_EXERCISE BRIEF:_ Copy all the entries word for word, but omit the pictures.

_SUPPLIED DATA:_
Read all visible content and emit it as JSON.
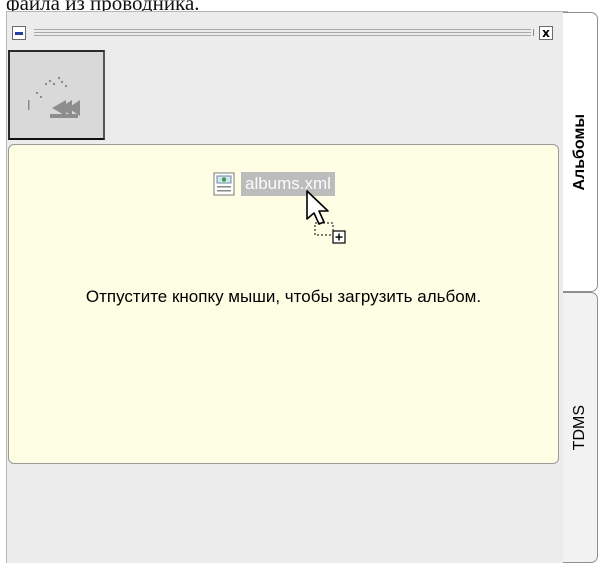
{
  "caption": "файла из проводника.",
  "window": {
    "minimize_icon": "minimize-icon",
    "close_glyph": "x"
  },
  "toolbar": {
    "load_album_icon": "load-album-icon"
  },
  "dropzone": {
    "file_icon": "xml-file-icon",
    "file_name": "albums.xml",
    "message": "Отпустите кнопку мыши, чтобы загрузить альбом.",
    "cursor_icon": "drag-copy-cursor-icon"
  },
  "tabs": [
    {
      "label": "Альбомы",
      "active": true
    },
    {
      "label": "TDMS",
      "active": false
    }
  ],
  "colors": {
    "panel_bg": "#ececec",
    "dropzone_bg": "#fefee5",
    "selection_bg": "#bcbcbc"
  }
}
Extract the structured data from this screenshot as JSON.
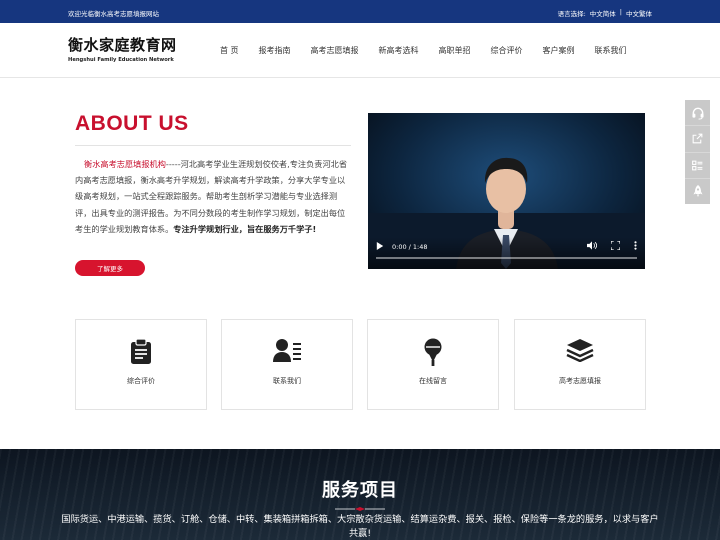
{
  "topbar": {
    "welcome": "欢迎光临衡水高考志愿填报网站",
    "lang_label": "语言选择:",
    "lang_simplified": "中文简体",
    "lang_separator": "|",
    "lang_traditional": "中文繁体"
  },
  "header": {
    "logo_cn": "衡水家庭教育网",
    "logo_en": "Hengshui Family Education Network",
    "nav": [
      "首 页",
      "报考指南",
      "高考志愿填报",
      "新高考选科",
      "高职单招",
      "综合评价",
      "客户案例",
      "联系我们"
    ]
  },
  "about": {
    "title": "ABOUT US",
    "highlight": "衡水高考志愿填报机构",
    "text": "-----河北高考学业生涯规划佼佼者,专注负责河北省内高考志愿填报，衡水高考升学规划，解读高考升学政策，分享大学专业以级高考规划，一站式全程跟踪服务。帮助考生剖析学习潜能与专业选择测评，出具专业的测评报告。为不同分数段的考生制作学习规划，制定出每位考生的学业规划教育体系。",
    "emphasis": "专注升学规划行业，旨在服务万千学子!",
    "more_button": "了解更多"
  },
  "video": {
    "time": "0:00 / 1:48",
    "progress": 0
  },
  "cards": [
    {
      "label": "综合评价",
      "icon": "clipboard-icon"
    },
    {
      "label": "联系我们",
      "icon": "contact-card-icon"
    },
    {
      "label": "在线留言",
      "icon": "microphone-icon"
    },
    {
      "label": "高考志愿填报",
      "icon": "layers-icon"
    }
  ],
  "service": {
    "title": "服务项目",
    "description": "国际货运、中港运输、揽货、订舱、仓储、中转、集装箱拼箱拆箱、大宗散杂货运输、结算运杂费、报关、报检、保险等一条龙的服务，以求与客户共赢!"
  },
  "side_tools": [
    "headset-icon",
    "share-icon",
    "list-icon",
    "rocket-icon"
  ],
  "colors": {
    "topbar": "#16367f",
    "accent_red": "#c8102e",
    "button_red": "#d7142e",
    "side_tool_bg": "#c9c9c9"
  }
}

_COMPLETE ANSWER:_
Read all visible content and emit it as JSON.
{
  "caption": "файла из проводника.",
  "window": {
    "minimize_icon": "minimize-icon",
    "close_glyph": "x"
  },
  "toolbar": {
    "load_album_icon": "load-album-icon"
  },
  "dropzone": {
    "file_icon": "xml-file-icon",
    "file_name": "albums.xml",
    "message": "Отпустите кнопку мыши, чтобы загрузить альбом.",
    "cursor_icon": "drag-copy-cursor-icon"
  },
  "tabs": [
    {
      "label": "Альбомы",
      "active": true
    },
    {
      "label": "TDMS",
      "active": false
    }
  ],
  "colors": {
    "panel_bg": "#ececec",
    "dropzone_bg": "#fefee5",
    "selection_bg": "#bcbcbc"
  }
}
Extract the structured data from this screenshot as JSON.
{
  "topbar": {
    "welcome": "欢迎光临衡水高考志愿填报网站",
    "lang_label": "语言选择:",
    "lang_simplified": "中文简体",
    "lang_separator": "|",
    "lang_traditional": "中文繁体"
  },
  "header": {
    "logo_cn": "衡水家庭教育网",
    "logo_en": "Hengshui Family Education Network",
    "nav": [
      "首 页",
      "报考指南",
      "高考志愿填报",
      "新高考选科",
      "高职单招",
      "综合评价",
      "客户案例",
      "联系我们"
    ]
  },
  "about": {
    "title": "ABOUT US",
    "highlight": "衡水高考志愿填报机构",
    "text": "-----河北高考学业生涯规划佼佼者,专注负责河北省内高考志愿填报，衡水高考升学规划，解读高考升学政策，分享大学专业以级高考规划，一站式全程跟踪服务。帮助考生剖析学习潜能与专业选择测评，出具专业的测评报告。为不同分数段的考生制作学习规划，制定出每位考生的学业规划教育体系。",
    "emphasis": "专注升学规划行业，旨在服务万千学子!",
    "more_button": "了解更多"
  },
  "video": {
    "time": "0:00 / 1:48",
    "progress": 0
  },
  "cards": [
    {
      "label": "综合评价",
      "icon": "clipboard-icon"
    },
    {
      "label": "联系我们",
      "icon": "contact-card-icon"
    },
    {
      "label": "在线留言",
      "icon": "microphone-icon"
    },
    {
      "label": "高考志愿填报",
      "icon": "layers-icon"
    }
  ],
  "service": {
    "title": "服务项目",
    "description": "国际货运、中港运输、揽货、订舱、仓储、中转、集装箱拼箱拆箱、大宗散杂货运输、结算运杂费、报关、报检、保险等一条龙的服务，以求与客户共赢!"
  },
  "side_tools": [
    "headset-icon",
    "share-icon",
    "list-icon",
    "rocket-icon"
  ],
  "colors": {
    "topbar": "#16367f",
    "accent_red": "#c8102e",
    "button_red": "#d7142e",
    "side_tool_bg": "#c9c9c9"
  }
}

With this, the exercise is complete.